◆ Input for this task
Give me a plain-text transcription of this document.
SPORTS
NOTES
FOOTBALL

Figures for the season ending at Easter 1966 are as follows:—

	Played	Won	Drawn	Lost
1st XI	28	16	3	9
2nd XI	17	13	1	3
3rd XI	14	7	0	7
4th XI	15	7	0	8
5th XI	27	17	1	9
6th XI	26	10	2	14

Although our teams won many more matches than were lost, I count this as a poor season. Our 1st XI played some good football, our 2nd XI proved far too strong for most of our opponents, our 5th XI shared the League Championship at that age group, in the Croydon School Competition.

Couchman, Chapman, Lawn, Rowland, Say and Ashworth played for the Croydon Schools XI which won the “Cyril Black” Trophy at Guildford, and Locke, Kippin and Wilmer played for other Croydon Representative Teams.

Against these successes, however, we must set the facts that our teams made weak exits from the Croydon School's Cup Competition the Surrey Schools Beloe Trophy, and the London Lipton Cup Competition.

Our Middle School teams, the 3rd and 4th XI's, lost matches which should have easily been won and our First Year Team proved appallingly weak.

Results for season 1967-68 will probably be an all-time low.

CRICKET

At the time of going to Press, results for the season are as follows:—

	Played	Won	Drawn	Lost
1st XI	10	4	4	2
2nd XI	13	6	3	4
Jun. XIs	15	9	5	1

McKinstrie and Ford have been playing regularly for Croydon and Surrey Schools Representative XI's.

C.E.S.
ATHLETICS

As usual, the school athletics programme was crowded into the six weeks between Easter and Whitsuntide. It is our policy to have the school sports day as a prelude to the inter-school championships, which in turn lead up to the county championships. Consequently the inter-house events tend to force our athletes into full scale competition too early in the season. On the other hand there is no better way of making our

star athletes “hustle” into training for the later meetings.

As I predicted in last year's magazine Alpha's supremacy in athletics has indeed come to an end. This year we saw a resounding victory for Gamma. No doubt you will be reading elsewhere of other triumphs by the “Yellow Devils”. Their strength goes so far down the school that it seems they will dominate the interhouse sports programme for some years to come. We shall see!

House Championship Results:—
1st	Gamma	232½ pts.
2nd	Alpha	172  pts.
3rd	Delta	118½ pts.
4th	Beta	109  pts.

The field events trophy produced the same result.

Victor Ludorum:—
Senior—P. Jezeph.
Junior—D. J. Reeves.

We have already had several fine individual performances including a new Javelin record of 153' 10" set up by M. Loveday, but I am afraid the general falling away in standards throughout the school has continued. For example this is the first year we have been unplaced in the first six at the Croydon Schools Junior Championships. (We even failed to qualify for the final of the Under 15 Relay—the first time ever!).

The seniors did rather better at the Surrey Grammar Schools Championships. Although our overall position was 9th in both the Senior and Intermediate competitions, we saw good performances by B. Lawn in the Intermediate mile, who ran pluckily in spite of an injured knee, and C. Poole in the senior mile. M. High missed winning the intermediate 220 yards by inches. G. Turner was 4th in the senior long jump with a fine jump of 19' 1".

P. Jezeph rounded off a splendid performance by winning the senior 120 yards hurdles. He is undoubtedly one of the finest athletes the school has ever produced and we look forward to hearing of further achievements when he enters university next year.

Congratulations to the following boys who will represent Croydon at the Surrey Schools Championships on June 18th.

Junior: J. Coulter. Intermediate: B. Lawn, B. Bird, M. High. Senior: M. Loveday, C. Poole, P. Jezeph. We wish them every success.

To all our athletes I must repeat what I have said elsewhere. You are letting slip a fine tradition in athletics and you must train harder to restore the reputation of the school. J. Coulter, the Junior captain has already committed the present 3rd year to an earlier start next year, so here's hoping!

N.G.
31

* * *

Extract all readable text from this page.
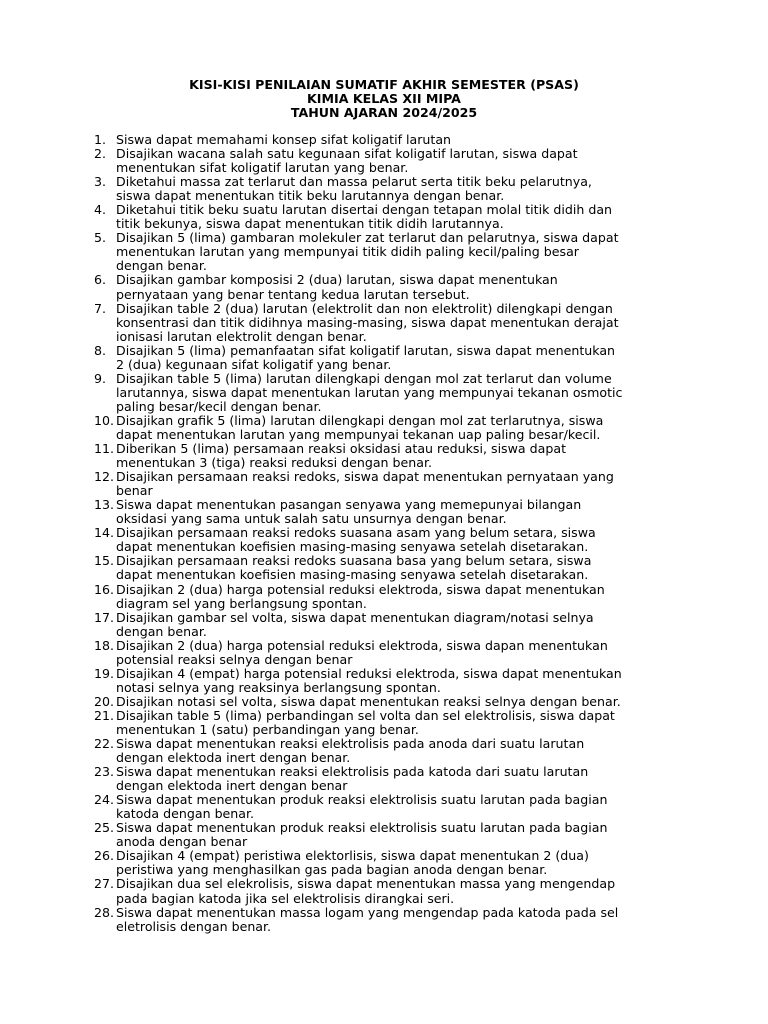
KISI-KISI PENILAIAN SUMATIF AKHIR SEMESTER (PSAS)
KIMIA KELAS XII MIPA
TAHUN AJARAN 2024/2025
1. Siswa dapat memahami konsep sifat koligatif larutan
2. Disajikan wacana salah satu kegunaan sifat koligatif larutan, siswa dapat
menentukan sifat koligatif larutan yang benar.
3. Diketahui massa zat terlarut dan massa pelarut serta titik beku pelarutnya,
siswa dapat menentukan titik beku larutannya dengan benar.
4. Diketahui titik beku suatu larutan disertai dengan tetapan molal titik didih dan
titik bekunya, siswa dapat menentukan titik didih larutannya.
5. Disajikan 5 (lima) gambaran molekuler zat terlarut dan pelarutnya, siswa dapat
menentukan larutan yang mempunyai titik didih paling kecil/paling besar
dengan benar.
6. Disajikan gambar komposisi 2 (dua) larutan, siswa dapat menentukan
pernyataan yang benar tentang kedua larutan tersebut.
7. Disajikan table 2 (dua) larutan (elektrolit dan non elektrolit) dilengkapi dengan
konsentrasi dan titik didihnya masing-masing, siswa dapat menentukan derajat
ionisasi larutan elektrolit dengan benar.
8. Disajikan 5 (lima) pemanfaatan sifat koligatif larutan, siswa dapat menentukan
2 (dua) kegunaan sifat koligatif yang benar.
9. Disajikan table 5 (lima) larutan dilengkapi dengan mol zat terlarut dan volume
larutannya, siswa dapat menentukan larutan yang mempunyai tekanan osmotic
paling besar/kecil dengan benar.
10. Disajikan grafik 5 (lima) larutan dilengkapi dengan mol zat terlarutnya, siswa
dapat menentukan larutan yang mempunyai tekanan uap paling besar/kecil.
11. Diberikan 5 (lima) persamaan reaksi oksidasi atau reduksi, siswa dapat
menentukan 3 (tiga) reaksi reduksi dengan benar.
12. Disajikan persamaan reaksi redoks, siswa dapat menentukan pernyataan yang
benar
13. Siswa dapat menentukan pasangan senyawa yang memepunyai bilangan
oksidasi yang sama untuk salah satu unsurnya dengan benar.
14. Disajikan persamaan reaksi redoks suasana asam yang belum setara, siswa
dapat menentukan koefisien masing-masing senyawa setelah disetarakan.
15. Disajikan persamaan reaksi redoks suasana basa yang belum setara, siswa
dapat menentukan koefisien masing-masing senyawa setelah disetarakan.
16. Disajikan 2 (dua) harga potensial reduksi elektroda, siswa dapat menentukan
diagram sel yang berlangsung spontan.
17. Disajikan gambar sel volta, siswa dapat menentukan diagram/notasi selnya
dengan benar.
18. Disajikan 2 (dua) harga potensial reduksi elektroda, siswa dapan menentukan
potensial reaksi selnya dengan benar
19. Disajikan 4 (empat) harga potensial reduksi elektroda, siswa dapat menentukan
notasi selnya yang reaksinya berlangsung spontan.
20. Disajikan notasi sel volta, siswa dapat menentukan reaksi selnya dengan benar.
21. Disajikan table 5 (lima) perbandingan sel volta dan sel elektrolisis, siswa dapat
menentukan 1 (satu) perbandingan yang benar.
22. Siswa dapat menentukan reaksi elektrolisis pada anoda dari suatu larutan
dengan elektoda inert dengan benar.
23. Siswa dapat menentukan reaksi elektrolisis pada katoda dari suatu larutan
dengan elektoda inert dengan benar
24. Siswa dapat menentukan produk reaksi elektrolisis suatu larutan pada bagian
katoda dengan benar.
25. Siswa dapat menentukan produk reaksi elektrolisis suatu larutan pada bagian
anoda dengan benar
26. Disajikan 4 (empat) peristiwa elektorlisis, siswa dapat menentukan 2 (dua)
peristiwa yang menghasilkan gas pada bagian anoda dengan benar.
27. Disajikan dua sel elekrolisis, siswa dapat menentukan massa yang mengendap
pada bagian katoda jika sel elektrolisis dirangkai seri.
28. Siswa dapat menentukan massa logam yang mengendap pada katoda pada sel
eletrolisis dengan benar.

==

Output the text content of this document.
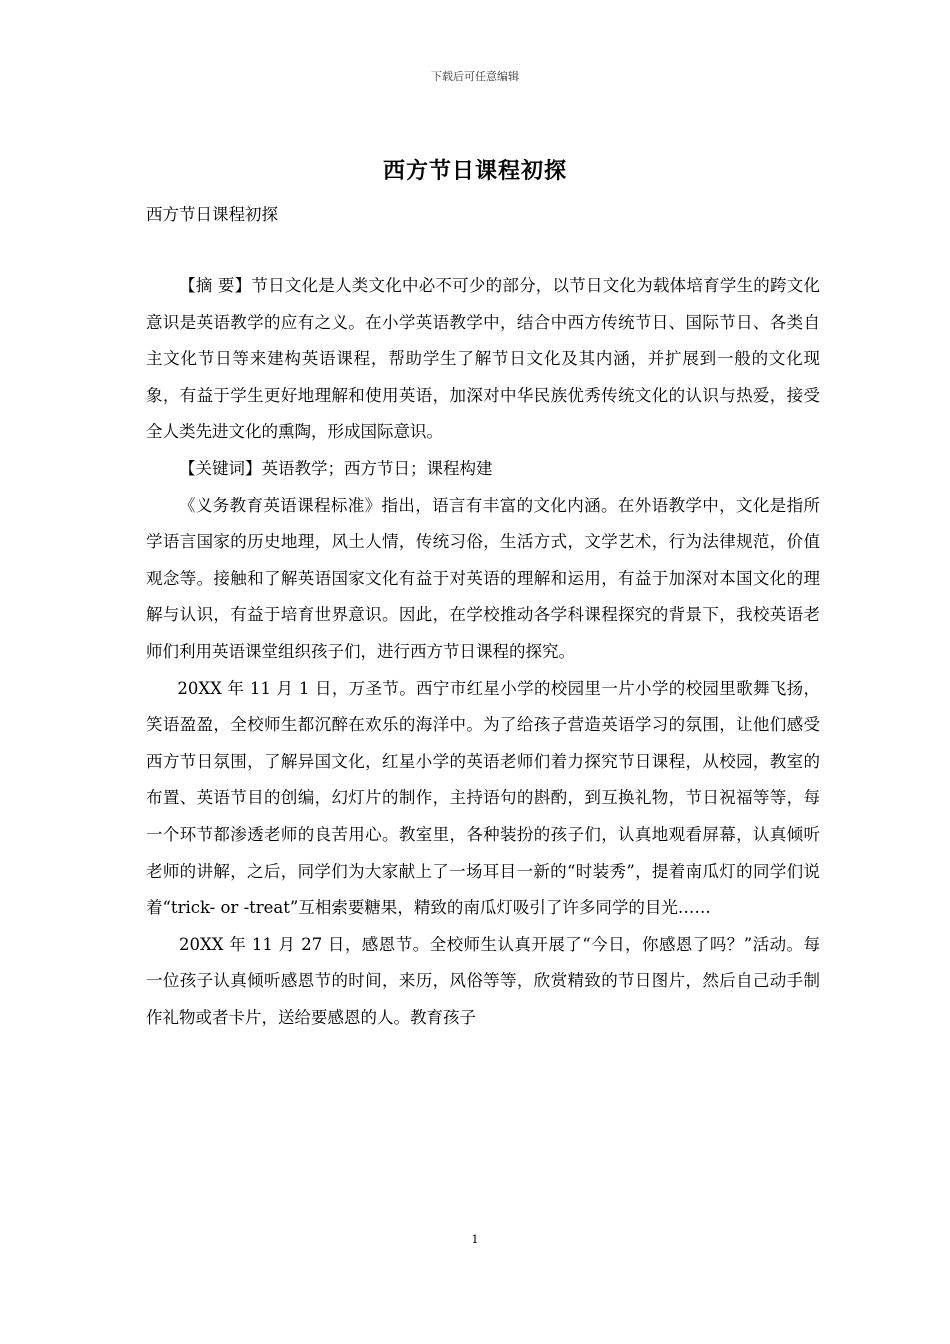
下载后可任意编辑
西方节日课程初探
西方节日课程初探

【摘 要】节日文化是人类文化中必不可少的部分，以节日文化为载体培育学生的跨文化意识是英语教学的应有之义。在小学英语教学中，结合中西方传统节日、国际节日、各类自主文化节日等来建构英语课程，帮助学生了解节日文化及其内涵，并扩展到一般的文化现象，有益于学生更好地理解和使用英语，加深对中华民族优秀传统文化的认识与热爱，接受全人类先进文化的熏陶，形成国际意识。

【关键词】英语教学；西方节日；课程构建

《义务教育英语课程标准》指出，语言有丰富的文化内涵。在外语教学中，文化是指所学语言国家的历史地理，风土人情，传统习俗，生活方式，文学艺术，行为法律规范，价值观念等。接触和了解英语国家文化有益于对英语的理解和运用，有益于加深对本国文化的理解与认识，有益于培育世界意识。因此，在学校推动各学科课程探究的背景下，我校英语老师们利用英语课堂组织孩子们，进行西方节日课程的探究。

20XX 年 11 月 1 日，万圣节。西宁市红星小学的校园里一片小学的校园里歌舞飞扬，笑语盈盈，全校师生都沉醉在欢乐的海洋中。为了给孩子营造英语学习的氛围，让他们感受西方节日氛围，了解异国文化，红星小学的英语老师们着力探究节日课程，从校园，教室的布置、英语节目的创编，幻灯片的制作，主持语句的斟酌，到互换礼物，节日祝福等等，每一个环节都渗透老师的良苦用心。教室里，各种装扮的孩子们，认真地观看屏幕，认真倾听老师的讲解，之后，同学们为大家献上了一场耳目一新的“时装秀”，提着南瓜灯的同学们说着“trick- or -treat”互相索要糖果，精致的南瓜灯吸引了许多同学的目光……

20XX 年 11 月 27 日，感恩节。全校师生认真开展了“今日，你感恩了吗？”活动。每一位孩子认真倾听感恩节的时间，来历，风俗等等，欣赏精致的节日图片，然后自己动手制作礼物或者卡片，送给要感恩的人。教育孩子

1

◆ What is asked
Go through the listing above and locate each line that holds the word "elsewhere". Copy those lines.

◆ Answer to this task
As I predicted in last year's magazine Alpha's supremacy in athletics has indeed come to an end. This year we saw a resounding victory for Gamma. No doubt you will be reading elsewhere of other triumphs by the “Yellow Devils”. Their strength goes so far down the school that it seems they will dominate the interhouse sports programme for some years to come. We shall see!
To all our athletes I must repeat what I have said elsewhere. You are letting slip a fine tradition in athletics and you must train harder to restore the reputation of the school. J. Coulter, the Junior captain has already committed the present 3rd year to an earlier start next year, so here's hoping!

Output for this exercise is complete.